[BEGIN TASK MATERIAL]

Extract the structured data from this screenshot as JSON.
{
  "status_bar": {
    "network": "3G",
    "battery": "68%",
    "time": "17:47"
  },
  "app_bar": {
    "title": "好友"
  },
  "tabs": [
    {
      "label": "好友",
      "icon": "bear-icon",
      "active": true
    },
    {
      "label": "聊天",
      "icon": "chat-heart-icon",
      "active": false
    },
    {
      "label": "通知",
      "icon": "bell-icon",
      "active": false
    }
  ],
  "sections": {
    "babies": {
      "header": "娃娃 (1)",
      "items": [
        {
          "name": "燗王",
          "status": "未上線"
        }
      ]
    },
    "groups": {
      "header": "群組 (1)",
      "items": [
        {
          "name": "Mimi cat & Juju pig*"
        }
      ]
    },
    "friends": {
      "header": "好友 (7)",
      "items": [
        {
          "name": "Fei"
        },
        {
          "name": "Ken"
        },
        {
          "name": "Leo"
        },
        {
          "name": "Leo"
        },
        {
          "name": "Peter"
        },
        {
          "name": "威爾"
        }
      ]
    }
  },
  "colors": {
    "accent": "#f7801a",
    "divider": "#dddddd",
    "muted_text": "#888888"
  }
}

[END TASK MATERIAL]
[BEGIN TASK MATERIAL]

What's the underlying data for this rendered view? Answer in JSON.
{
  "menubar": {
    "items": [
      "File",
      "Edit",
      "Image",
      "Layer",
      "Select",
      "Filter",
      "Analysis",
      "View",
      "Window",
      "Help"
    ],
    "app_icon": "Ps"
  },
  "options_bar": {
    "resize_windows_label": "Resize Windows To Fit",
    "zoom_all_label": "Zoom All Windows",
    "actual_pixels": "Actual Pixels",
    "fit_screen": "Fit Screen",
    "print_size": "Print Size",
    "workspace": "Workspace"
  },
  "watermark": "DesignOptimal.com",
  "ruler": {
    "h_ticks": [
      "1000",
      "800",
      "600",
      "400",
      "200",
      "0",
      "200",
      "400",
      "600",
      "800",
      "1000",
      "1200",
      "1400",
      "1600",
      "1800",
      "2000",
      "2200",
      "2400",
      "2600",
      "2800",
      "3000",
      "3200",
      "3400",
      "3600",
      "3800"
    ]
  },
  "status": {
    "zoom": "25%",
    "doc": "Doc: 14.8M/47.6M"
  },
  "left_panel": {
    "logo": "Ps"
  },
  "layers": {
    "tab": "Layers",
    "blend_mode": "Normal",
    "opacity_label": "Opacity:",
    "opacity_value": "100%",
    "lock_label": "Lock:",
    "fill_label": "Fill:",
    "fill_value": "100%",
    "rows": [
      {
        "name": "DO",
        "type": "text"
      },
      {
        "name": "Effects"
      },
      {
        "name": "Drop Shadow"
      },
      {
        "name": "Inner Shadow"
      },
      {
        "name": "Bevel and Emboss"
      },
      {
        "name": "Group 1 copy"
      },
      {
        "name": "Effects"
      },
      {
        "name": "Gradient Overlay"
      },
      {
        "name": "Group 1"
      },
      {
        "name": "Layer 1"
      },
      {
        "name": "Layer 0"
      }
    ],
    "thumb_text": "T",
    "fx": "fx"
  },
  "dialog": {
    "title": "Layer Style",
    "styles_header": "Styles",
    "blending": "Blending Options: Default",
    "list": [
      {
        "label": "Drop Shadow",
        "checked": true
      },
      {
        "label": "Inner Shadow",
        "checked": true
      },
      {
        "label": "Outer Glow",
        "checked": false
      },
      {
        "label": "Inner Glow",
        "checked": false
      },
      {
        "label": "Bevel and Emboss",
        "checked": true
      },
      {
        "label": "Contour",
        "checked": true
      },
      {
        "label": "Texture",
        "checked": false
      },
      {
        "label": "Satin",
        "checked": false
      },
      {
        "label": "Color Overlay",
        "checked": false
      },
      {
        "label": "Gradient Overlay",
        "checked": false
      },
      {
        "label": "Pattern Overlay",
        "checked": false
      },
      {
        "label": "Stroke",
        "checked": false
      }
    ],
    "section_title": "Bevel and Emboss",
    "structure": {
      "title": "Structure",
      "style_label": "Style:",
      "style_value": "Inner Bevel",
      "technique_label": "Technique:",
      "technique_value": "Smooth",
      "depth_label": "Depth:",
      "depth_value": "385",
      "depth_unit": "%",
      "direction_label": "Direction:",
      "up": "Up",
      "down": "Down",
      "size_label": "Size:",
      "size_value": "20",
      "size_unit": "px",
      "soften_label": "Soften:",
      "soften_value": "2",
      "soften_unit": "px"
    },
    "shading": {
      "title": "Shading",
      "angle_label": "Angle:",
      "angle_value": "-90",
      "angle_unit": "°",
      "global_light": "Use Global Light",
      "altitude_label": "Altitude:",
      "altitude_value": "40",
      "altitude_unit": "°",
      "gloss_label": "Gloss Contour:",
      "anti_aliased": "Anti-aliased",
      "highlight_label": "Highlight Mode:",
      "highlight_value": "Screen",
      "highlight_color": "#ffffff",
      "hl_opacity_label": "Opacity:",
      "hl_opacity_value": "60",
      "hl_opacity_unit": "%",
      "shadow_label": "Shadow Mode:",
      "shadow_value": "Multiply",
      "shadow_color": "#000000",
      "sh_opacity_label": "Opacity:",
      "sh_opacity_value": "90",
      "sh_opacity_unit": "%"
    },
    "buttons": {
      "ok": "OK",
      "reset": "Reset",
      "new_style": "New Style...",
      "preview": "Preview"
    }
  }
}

[END TASK MATERIAL]
[BEGIN TASK MATERIAL]

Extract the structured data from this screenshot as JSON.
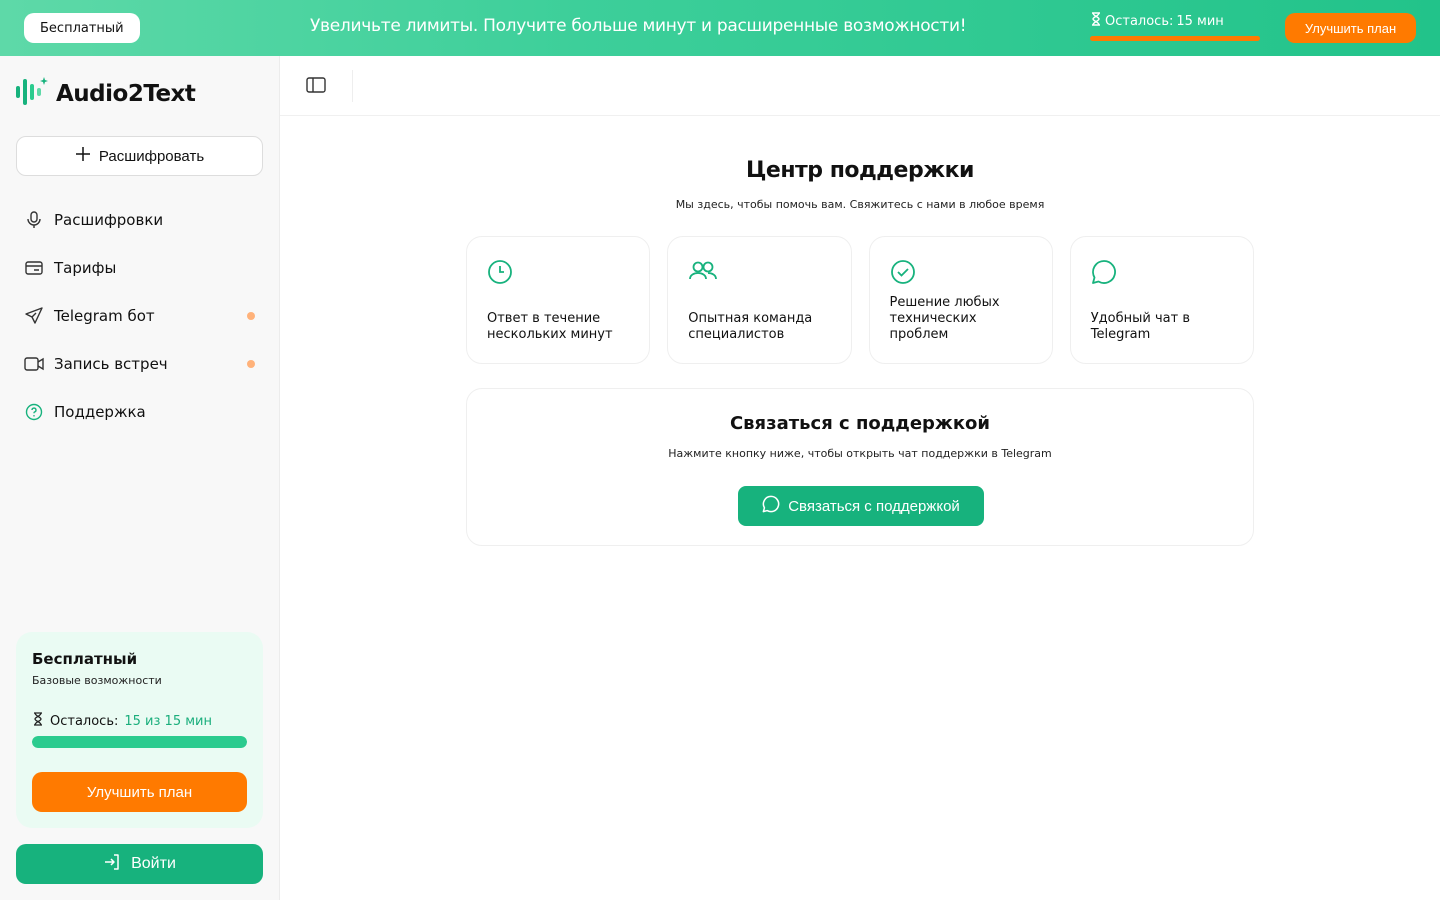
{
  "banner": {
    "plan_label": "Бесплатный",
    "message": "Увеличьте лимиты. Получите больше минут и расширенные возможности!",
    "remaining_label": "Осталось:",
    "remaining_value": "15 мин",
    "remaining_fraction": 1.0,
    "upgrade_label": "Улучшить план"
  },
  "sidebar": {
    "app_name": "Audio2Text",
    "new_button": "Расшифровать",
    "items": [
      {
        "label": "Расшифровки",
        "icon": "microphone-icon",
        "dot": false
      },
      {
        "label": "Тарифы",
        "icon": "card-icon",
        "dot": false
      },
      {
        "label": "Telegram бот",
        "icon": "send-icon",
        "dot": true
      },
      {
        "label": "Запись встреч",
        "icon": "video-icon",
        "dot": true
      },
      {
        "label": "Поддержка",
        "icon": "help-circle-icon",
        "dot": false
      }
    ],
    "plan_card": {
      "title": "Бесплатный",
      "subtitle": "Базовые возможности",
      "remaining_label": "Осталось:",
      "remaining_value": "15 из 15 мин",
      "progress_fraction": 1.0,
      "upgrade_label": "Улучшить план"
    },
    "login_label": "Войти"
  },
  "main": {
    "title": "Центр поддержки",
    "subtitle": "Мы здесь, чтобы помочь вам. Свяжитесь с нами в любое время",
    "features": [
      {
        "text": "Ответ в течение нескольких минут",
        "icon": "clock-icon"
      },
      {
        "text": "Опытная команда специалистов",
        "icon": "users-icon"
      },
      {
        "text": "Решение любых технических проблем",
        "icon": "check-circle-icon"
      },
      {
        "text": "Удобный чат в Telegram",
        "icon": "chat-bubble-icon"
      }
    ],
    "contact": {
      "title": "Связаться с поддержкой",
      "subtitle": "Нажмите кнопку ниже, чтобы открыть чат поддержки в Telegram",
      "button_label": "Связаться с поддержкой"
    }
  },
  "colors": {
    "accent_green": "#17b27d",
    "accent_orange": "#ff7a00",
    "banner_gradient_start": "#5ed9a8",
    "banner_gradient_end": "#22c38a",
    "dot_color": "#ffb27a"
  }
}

[END TASK MATERIAL]

Report every line in the data above in which the word "Связаться" appears.

      "title": "Связаться с поддержкой",
      "button_label": "Связаться с поддержкой"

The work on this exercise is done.